▸ **Task requirements**: Leave out the images; return the rest of the data exactly.

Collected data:
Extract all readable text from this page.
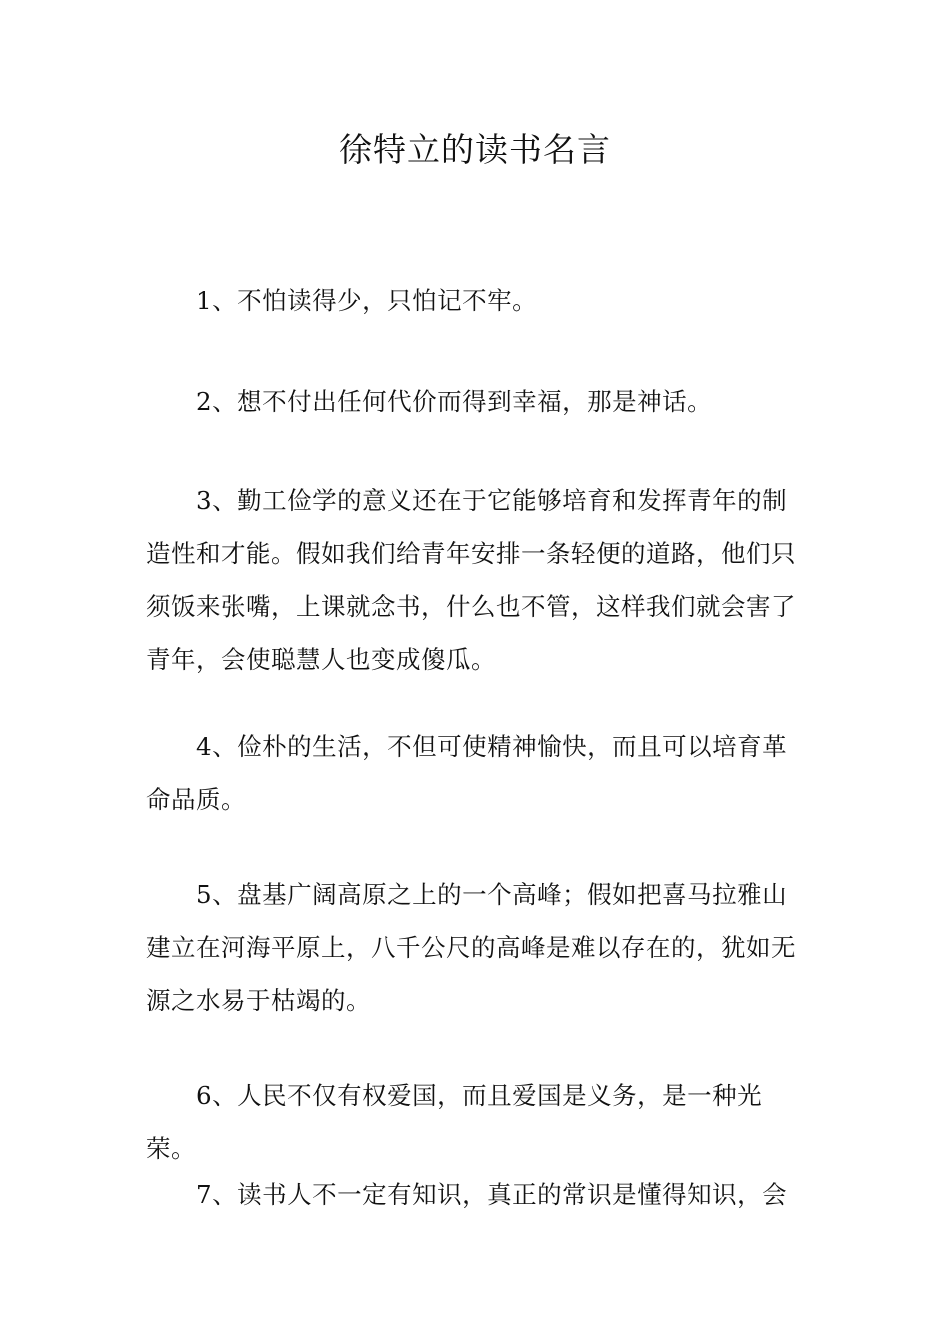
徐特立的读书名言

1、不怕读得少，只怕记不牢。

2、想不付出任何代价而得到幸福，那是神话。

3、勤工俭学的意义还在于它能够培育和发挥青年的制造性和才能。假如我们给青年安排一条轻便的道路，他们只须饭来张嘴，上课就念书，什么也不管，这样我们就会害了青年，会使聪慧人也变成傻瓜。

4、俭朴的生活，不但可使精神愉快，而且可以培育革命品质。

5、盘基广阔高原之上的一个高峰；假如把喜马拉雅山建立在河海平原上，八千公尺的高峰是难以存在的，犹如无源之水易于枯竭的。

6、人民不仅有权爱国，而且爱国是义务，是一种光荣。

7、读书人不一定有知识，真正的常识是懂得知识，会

▸ **Response to the exercise**:
Extract all readable text from this page.
徐特立的读书名言

1、不怕读得少，只怕记不牢。

2、想不付出任何代价而得到幸福，那是神话。

3、勤工俭学的意义还在于它能够培育和发挥青年的制造性和才能。假如我们给青年安排一条轻便的道路，他们只须饭来张嘴，上课就念书，什么也不管，这样我们就会害了青年，会使聪慧人也变成傻瓜。

4、俭朴的生活，不但可使精神愉快，而且可以培育革命品质。

5、盘基广阔高原之上的一个高峰；假如把喜马拉雅山建立在河海平原上，八千公尺的高峰是难以存在的，犹如无源之水易于枯竭的。

6、人民不仅有权爱国，而且爱国是义务，是一种光荣。

7、读书人不一定有知识，真正的常识是懂得知识，会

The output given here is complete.